* [To be done]: Pictures stay out of your copy, but everything else in the records below must be repeated exactly.

* [Available records]:

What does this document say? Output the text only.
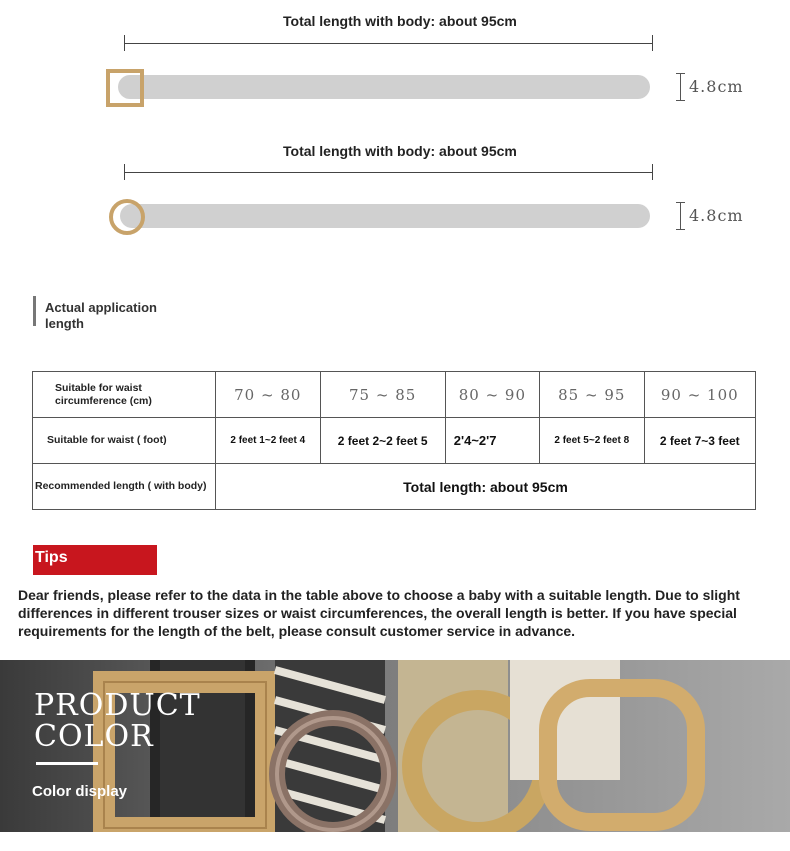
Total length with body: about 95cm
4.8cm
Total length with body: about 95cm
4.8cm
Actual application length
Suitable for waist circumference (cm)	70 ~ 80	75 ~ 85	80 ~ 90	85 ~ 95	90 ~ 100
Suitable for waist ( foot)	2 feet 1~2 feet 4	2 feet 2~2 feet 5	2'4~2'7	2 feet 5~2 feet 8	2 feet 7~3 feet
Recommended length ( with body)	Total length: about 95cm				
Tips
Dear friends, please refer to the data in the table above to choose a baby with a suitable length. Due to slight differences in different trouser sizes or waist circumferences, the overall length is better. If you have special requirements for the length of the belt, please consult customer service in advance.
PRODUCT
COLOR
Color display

* [Result]:
What does this document say? Output the text only.
Total length with body: about 95cm
4.8cm
Total length with body: about 95cm
4.8cm
Actual application length
Suitable for waist circumference (cm)	70 ~ 80	75 ~ 85	80 ~ 90	85 ~ 95	90 ~ 100
Suitable for waist ( foot)	2 feet 1~2 feet 4	2 feet 2~2 feet 5	2'4~2'7	2 feet 5~2 feet 8	2 feet 7~3 feet
Recommended length ( with body)	Total length: about 95cm				
Tips
Dear friends, please refer to the data in the table above to choose a baby with a suitable length. Due to slight differences in different trouser sizes or waist circumferences, the overall length is better. If you have special requirements for the length of the belt, please consult customer service in advance.
PRODUCT
COLOR
Color display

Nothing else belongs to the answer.